WHAT YOU WILL DO - Repeat the material verbatim. Images are excluded from the copy.

· · ·

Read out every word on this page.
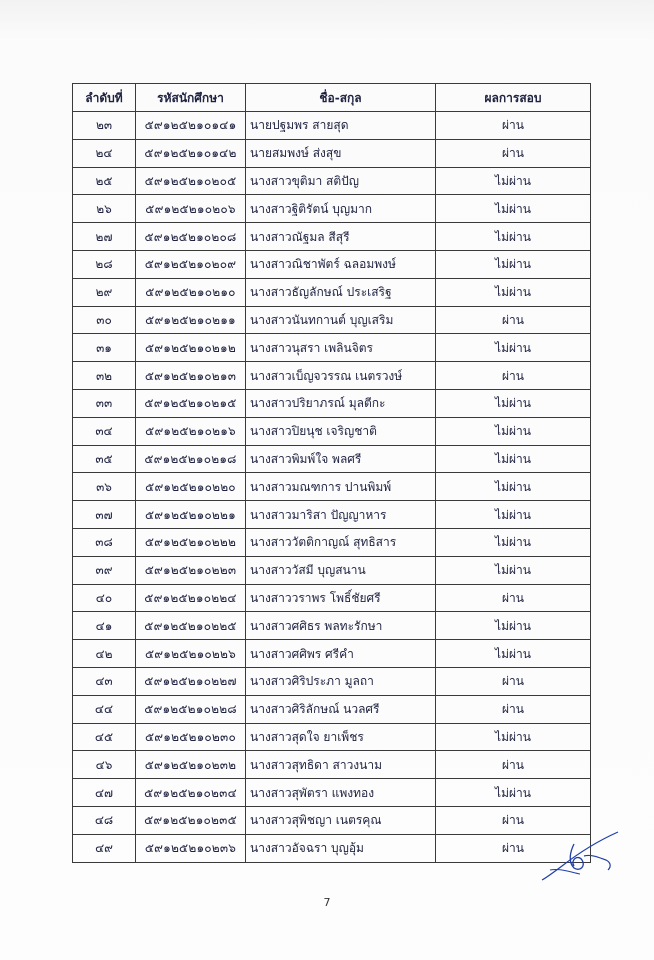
ลำดับที่	รหัสนักศึกษา	ชื่อ-สกุล	ผลการสอบ
๒๓	๕๙๑๒๕๒๑๐๑๔๑	นายปฐมพร สายสุด	ผ่าน
๒๔	๕๙๑๒๕๒๑๐๑๔๒	นายสมพงษ์ ส่งสุข	ผ่าน
๒๕	๕๙๑๒๕๒๑๐๒๐๕	นางสาวขุติมา สติปัญ	ไม่ผ่าน
๒๖	๕๙๑๒๕๒๑๐๒๐๖	นางสาวฐิติรัตน์ บุญมาก	ไม่ผ่าน
๒๗	๕๙๑๒๕๒๑๐๒๐๘	นางสาวณัฐมล สีสุรี	ไม่ผ่าน
๒๘	๕๙๑๒๕๒๑๐๒๐๙	นางสาวณิชาพัตร์ ฉลอมพงษ์	ไม่ผ่าน
๒๙	๕๙๑๒๕๒๑๐๒๑๐	นางสาวธัญลักษณ์ ประเสริฐ	ไม่ผ่าน
๓๐	๕๙๑๒๕๒๑๐๒๑๑	นางสาวนันทกานต์ บุญเสริม	ผ่าน
๓๑	๕๙๑๒๕๒๑๐๒๑๒	นางสาวนุสรา เพลินจิตร	ไม่ผ่าน
๓๒	๕๙๑๒๕๒๑๐๒๑๓	นางสาวเบ็ญจวรรณ เนตรวงษ์	ผ่าน
๓๓	๕๙๑๒๕๒๑๐๒๑๕	นางสาวปริยาภรณ์ มุลตีกะ	ไม่ผ่าน
๓๔	๕๙๑๒๕๒๑๐๒๑๖	นางสาวปิยนุช เจริญชาติ	ไม่ผ่าน
๓๕	๕๙๑๒๕๒๑๐๒๑๘	นางสาวพิมพ์ใจ พลศรี	ไม่ผ่าน
๓๖	๕๙๑๒๕๒๑๐๒๒๐	นางสาวมณฑการ ปานพิมพ์	ไม่ผ่าน
๓๗	๕๙๑๒๕๒๑๐๒๒๑	นางสาวมาริสา ปัญญาหาร	ไม่ผ่าน
๓๘	๕๙๑๒๕๒๑๐๒๒๒	นางสาววัตติกาญณ์ สุทธิสาร	ไม่ผ่าน
๓๙	๕๙๑๒๕๒๑๐๒๒๓	นางสาววัสมี บุญสนาน	ไม่ผ่าน
๔๐	๕๙๑๒๕๒๑๐๒๒๔	นางสาววราพร โพธิ์ชัยศรี	ผ่าน
๔๑	๕๙๑๒๕๒๑๐๒๒๕	นางสาวศศิธร พลทะรักษา	ไม่ผ่าน
๔๒	๕๙๑๒๕๒๑๐๒๒๖	นางสาวศศิพร ศรีคำ	ไม่ผ่าน
๔๓	๕๙๑๒๕๒๑๐๒๒๗	นางสาวศิริประภา มูลถา	ผ่าน
๔๔	๕๙๑๒๕๒๑๐๒๒๘	นางสาวศิริลักษณ์ นวลศรี	ผ่าน
๔๕	๕๙๑๒๕๒๑๐๒๓๐	นางสาวสุดใจ ยาเพ็ชร	ไม่ผ่าน
๔๖	๕๙๑๒๕๒๑๐๒๓๒	นางสาวสุทธิดา สาวงนาม	ผ่าน
๔๗	๕๙๑๒๕๒๑๐๒๓๔	นางสาวสุพัตรา แพงทอง	ไม่ผ่าน
๔๘	๕๙๑๒๕๒๑๐๒๓๕	นางสาวสุพิชญา เนตรคุณ	ผ่าน
๔๙	๕๙๑๒๕๒๑๐๒๓๖	นางสาวอัจฉรา บุญอุ้ม	ผ่าน
7
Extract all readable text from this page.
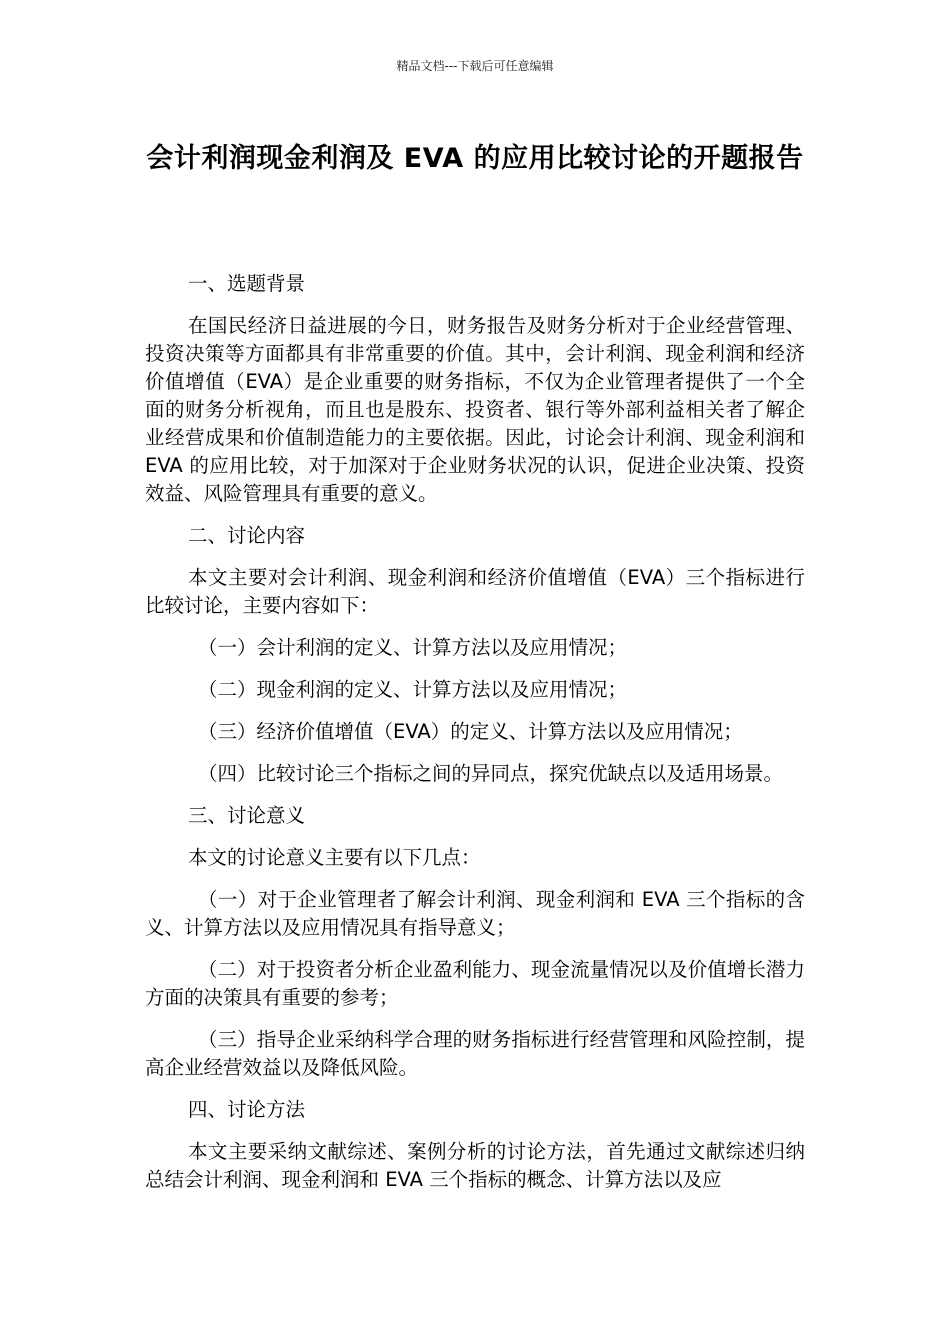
精品文档---下载后可任意编辑
会计利润现金利润及 EVA 的应用比较讨论的开题报告

一、选题背景

在国民经济日益进展的今日，财务报告及财务分析对于企业经营管理、投资决策等方面都具有非常重要的价值。其中，会计利润、现金利润和经济价值增值（EVA）是企业重要的财务指标，不仅为企业管理者提供了一个全面的财务分析视角，而且也是股东、投资者、银行等外部利益相关者了解企业经营成果和价值制造能力的主要依据。因此，讨论会计利润、现金利润和 EVA 的应用比较，对于加深对于企业财务状况的认识，促进企业决策、投资效益、风险管理具有重要的意义。

二、讨论内容

本文主要对会计利润、现金利润和经济价值增值（EVA）三个指标进行比较讨论，主要内容如下：

（一）会计利润的定义、计算方法以及应用情况；

（二）现金利润的定义、计算方法以及应用情况；

（三）经济价值增值（EVA）的定义、计算方法以及应用情况；

（四）比较讨论三个指标之间的异同点，探究优缺点以及适用场景。

三、讨论意义

本文的讨论意义主要有以下几点：

（一）对于企业管理者了解会计利润、现金利润和 EVA 三个指标的含义、计算方法以及应用情况具有指导意义；

（二）对于投资者分析企业盈利能力、现金流量情况以及价值增长潜力方面的决策具有重要的参考；

（三）指导企业采纳科学合理的财务指标进行经营管理和风险控制，提高企业经营效益以及降低风险。

四、讨论方法

本文主要采纳文献综述、案例分析的讨论方法，首先通过文献综述归纳总结会计利润、现金利润和 EVA 三个指标的概念、计算方法以及应
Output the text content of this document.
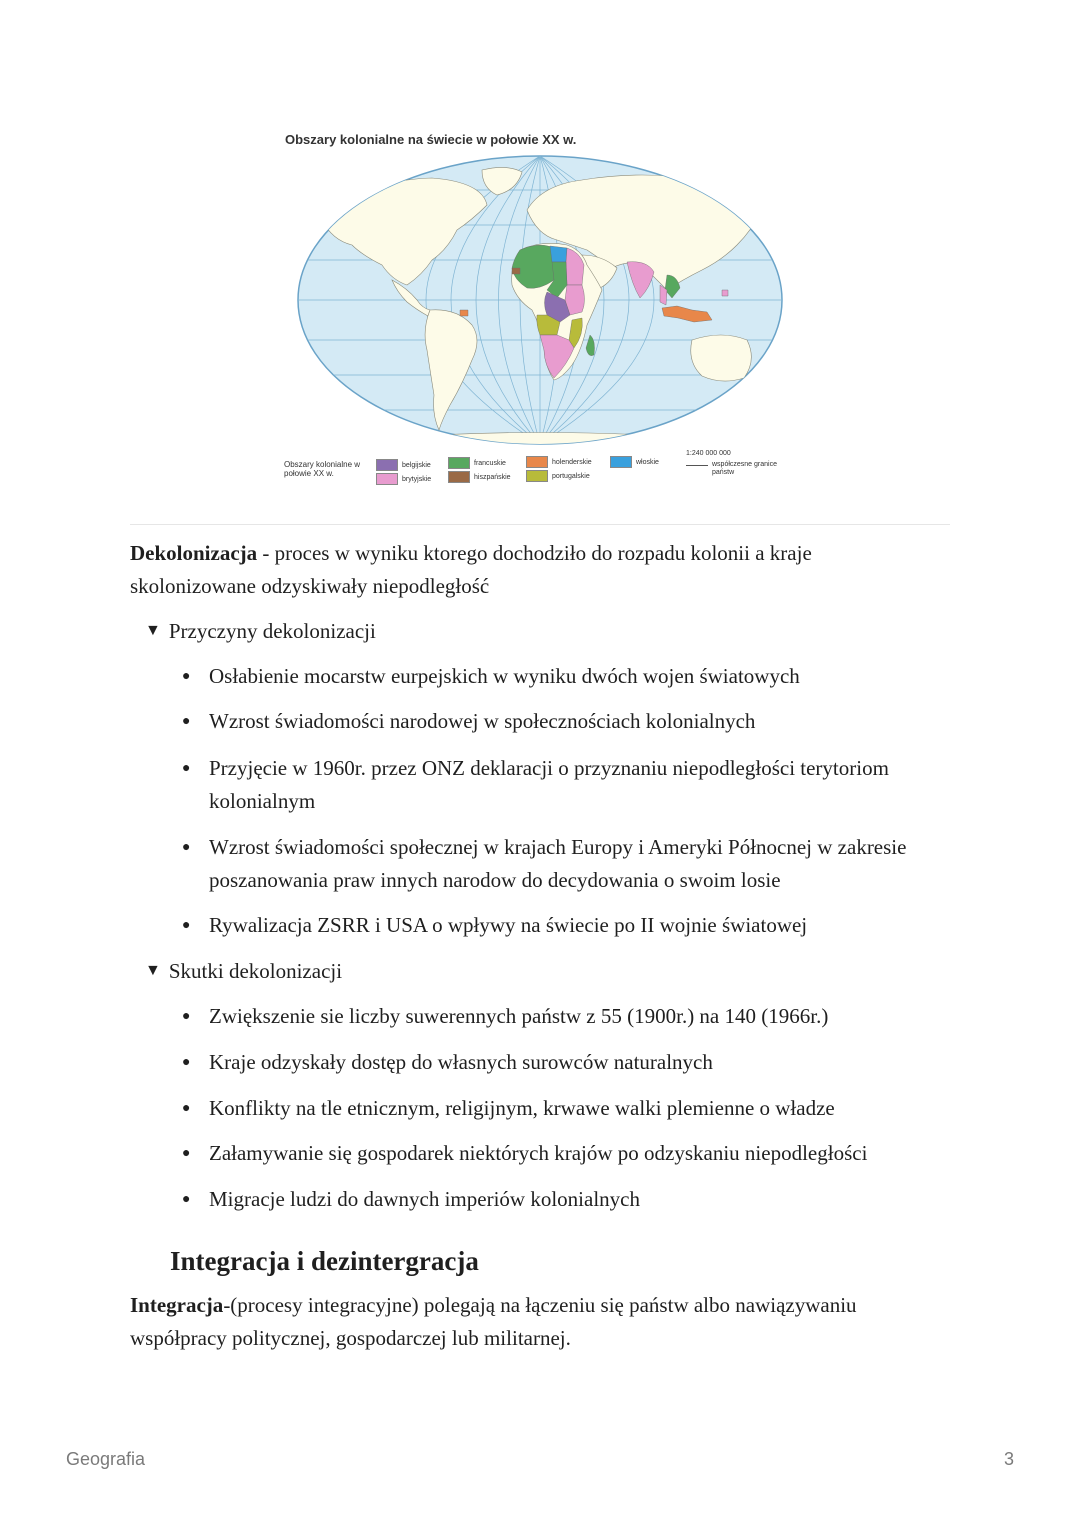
Obszary kolonialne na świecie w połowie XX w.
Obszary kolonialne w połowie XX w.
belgijskie
brytyjskie
francuskie
hiszpańskie
holenderskie
portugalskie
włoskie
1:240 000 000
współczesne granice państw

Dekolonizacja - proces w wyniku ktorego dochodziło do rozpadu kolonii a kraje skolonizowane odzyskiwały niepodległość

▼ Przyczyny dekolonizacji
● Osłabienie mocarstw eurpejskich w wyniku dwóch wojen światowych
● Wzrost świadomości narodowej w społecznościach kolonialnych
● Przyjęcie w 1960r. przez ONZ deklaracji o przyznaniu niepodległości terytoriom kolonialnym
● Wzrost świadomości społecznej w krajach Europy i Ameryki Północnej w zakresie poszanowania praw innych narodow do decydowania o swoim losie
● Rywalizacja ZSRR i USA o wpływy na świecie po II wojnie światowej
▼ Skutki dekolonizacji
● Zwiększenie sie liczby suwerennych państw z 55 (1900r.) na 140 (1966r.)
● Kraje odzyskały dostęp do własnych surowców naturalnych
● Konflikty na tle etnicznym, religijnym, krwawe walki plemienne o władze
● Załamywanie się gospodarek niektórych krajów po odzyskaniu niepodległości
● Migracje ludzi do dawnych imperiów kolonialnych
Integracja i dezintergracja

Integracja-(procesy integracyjne) polegają na łączeniu się państw albo nawiązywaniu współpracy politycznej, gospodarczej lub militarnej.

Geografia	3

· · ·

EXERCISE RESPONSE -
Read out every word on this page.
ลำดับที่	รหัสนักศึกษา	ชื่อ-สกุล	ผลการสอบ
๒๓	๕๙๑๒๕๒๑๐๑๔๑	นายปฐมพร สายสุด	ผ่าน
๒๔	๕๙๑๒๕๒๑๐๑๔๒	นายสมพงษ์ ส่งสุข	ผ่าน
๒๕	๕๙๑๒๕๒๑๐๒๐๕	นางสาวขุติมา สติปัญ	ไม่ผ่าน
๒๖	๕๙๑๒๕๒๑๐๒๐๖	นางสาวฐิติรัตน์ บุญมาก	ไม่ผ่าน
๒๗	๕๙๑๒๕๒๑๐๒๐๘	นางสาวณัฐมล สีสุรี	ไม่ผ่าน
๒๘	๕๙๑๒๕๒๑๐๒๐๙	นางสาวณิชาพัตร์ ฉลอมพงษ์	ไม่ผ่าน
๒๙	๕๙๑๒๕๒๑๐๒๑๐	นางสาวธัญลักษณ์ ประเสริฐ	ไม่ผ่าน
๓๐	๕๙๑๒๕๒๑๐๒๑๑	นางสาวนันทกานต์ บุญเสริม	ผ่าน
๓๑	๕๙๑๒๕๒๑๐๒๑๒	นางสาวนุสรา เพลินจิตร	ไม่ผ่าน
๓๒	๕๙๑๒๕๒๑๐๒๑๓	นางสาวเบ็ญจวรรณ เนตรวงษ์	ผ่าน
๓๓	๕๙๑๒๕๒๑๐๒๑๕	นางสาวปริยาภรณ์ มุลตีกะ	ไม่ผ่าน
๓๔	๕๙๑๒๕๒๑๐๒๑๖	นางสาวปิยนุช เจริญชาติ	ไม่ผ่าน
๓๕	๕๙๑๒๕๒๑๐๒๑๘	นางสาวพิมพ์ใจ พลศรี	ไม่ผ่าน
๓๖	๕๙๑๒๕๒๑๐๒๒๐	นางสาวมณฑการ ปานพิมพ์	ไม่ผ่าน
๓๗	๕๙๑๒๕๒๑๐๒๒๑	นางสาวมาริสา ปัญญาหาร	ไม่ผ่าน
๓๘	๕๙๑๒๕๒๑๐๒๒๒	นางสาววัตติกาญณ์ สุทธิสาร	ไม่ผ่าน
๓๙	๕๙๑๒๕๒๑๐๒๒๓	นางสาววัสมี บุญสนาน	ไม่ผ่าน
๔๐	๕๙๑๒๕๒๑๐๒๒๔	นางสาววราพร โพธิ์ชัยศรี	ผ่าน
๔๑	๕๙๑๒๕๒๑๐๒๒๕	นางสาวศศิธร พลทะรักษา	ไม่ผ่าน
๔๒	๕๙๑๒๕๒๑๐๒๒๖	นางสาวศศิพร ศรีคำ	ไม่ผ่าน
๔๓	๕๙๑๒๕๒๑๐๒๒๗	นางสาวศิริประภา มูลถา	ผ่าน
๔๔	๕๙๑๒๕๒๑๐๒๒๘	นางสาวศิริลักษณ์ นวลศรี	ผ่าน
๔๕	๕๙๑๒๕๒๑๐๒๓๐	นางสาวสุดใจ ยาเพ็ชร	ไม่ผ่าน
๔๖	๕๙๑๒๕๒๑๐๒๓๒	นางสาวสุทธิดา สาวงนาม	ผ่าน
๔๗	๕๙๑๒๕๒๑๐๒๓๔	นางสาวสุพัตรา แพงทอง	ไม่ผ่าน
๔๘	๕๙๑๒๕๒๑๐๒๓๕	นางสาวสุพิชญา เนตรคุณ	ผ่าน
๔๙	๕๙๑๒๕๒๑๐๒๓๖	นางสาวอัจฉรา บุญอุ้ม	ผ่าน
7
Extract all readable text from this page.
精品文档---下载后可任意编辑
会计利润现金利润及 EVA 的应用比较讨论的开题报告

一、选题背景

在国民经济日益进展的今日，财务报告及财务分析对于企业经营管理、投资决策等方面都具有非常重要的价值。其中，会计利润、现金利润和经济价值增值（EVA）是企业重要的财务指标，不仅为企业管理者提供了一个全面的财务分析视角，而且也是股东、投资者、银行等外部利益相关者了解企业经营成果和价值制造能力的主要依据。因此，讨论会计利润、现金利润和 EVA 的应用比较，对于加深对于企业财务状况的认识，促进企业决策、投资效益、风险管理具有重要的意义。

二、讨论内容

本文主要对会计利润、现金利润和经济价值增值（EVA）三个指标进行比较讨论，主要内容如下：

（一）会计利润的定义、计算方法以及应用情况；

（二）现金利润的定义、计算方法以及应用情况；

（三）经济价值增值（EVA）的定义、计算方法以及应用情况；

（四）比较讨论三个指标之间的异同点，探究优缺点以及适用场景。

三、讨论意义

本文的讨论意义主要有以下几点：

（一）对于企业管理者了解会计利润、现金利润和 EVA 三个指标的含义、计算方法以及应用情况具有指导意义；

（二）对于投资者分析企业盈利能力、现金流量情况以及价值增长潜力方面的决策具有重要的参考；

（三）指导企业采纳科学合理的财务指标进行经营管理和风险控制，提高企业经营效益以及降低风险。

四、讨论方法

本文主要采纳文献综述、案例分析的讨论方法，首先通过文献综述归纳总结会计利润、现金利润和 EVA 三个指标的概念、计算方法以及应
Output the text content of this document.
Obszary kolonialne na świecie w połowie XX w.
Obszary kolonialne w połowie XX w.
belgijskie
brytyjskie
francuskie
hiszpańskie
holenderskie
portugalskie
włoskie
1:240 000 000
współczesne granice państw

Dekolonizacja - proces w wyniku ktorego dochodziło do rozpadu kolonii a kraje skolonizowane odzyskiwały niepodległość

▼ Przyczyny dekolonizacji
● Osłabienie mocarstw eurpejskich w wyniku dwóch wojen światowych
● Wzrost świadomości narodowej w społecznościach kolonialnych
● Przyjęcie w 1960r. przez ONZ deklaracji o przyznaniu niepodległości terytoriom kolonialnym
● Wzrost świadomości społecznej w krajach Europy i Ameryki Północnej w zakresie poszanowania praw innych narodow do decydowania o swoim losie
● Rywalizacja ZSRR i USA o wpływy na świecie po II wojnie światowej
▼ Skutki dekolonizacji
● Zwiększenie sie liczby suwerennych państw z 55 (1900r.) na 140 (1966r.)
● Kraje odzyskały dostęp do własnych surowców naturalnych
● Konflikty na tle etnicznym, religijnym, krwawe walki plemienne o władze
● Załamywanie się gospodarek niektórych krajów po odzyskaniu niepodległości
● Migracje ludzi do dawnych imperiów kolonialnych
Integracja i dezintergracja

Integracja-(procesy integracyjne) polegają na łączeniu się państw albo nawiązywaniu współpracy politycznej, gospodarczej lub militarnej.

Geografia	3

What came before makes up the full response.